STORED ROWS:

● ● ● ● ● ● ●

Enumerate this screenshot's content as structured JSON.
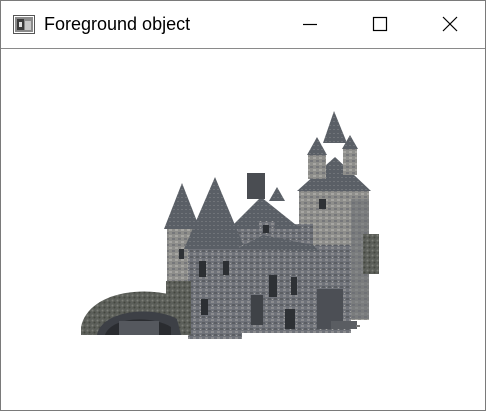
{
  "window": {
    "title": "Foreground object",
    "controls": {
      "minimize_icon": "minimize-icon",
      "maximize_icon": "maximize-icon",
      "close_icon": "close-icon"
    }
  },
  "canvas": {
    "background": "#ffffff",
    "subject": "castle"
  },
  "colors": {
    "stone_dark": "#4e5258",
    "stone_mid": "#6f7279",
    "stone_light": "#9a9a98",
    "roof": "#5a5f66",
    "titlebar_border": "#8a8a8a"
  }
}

● ● ● ● ● ● ●

INSTRUCTIONS FOR THE TASK:
Do not include the images; transcribe the rest of the listing exactly.

TASK RESULT:
Enumerate this screenshot's content as structured JSON.
{
  "window": {
    "title": "Foreground object",
    "controls": {
      "minimize_icon": "minimize-icon",
      "maximize_icon": "maximize-icon",
      "close_icon": "close-icon"
    }
  },
  "canvas": {
    "background": "#ffffff",
    "subject": "castle"
  },
  "colors": {
    "stone_dark": "#4e5258",
    "stone_mid": "#6f7279",
    "stone_light": "#9a9a98",
    "roof": "#5a5f66",
    "titlebar_border": "#8a8a8a"
  }
}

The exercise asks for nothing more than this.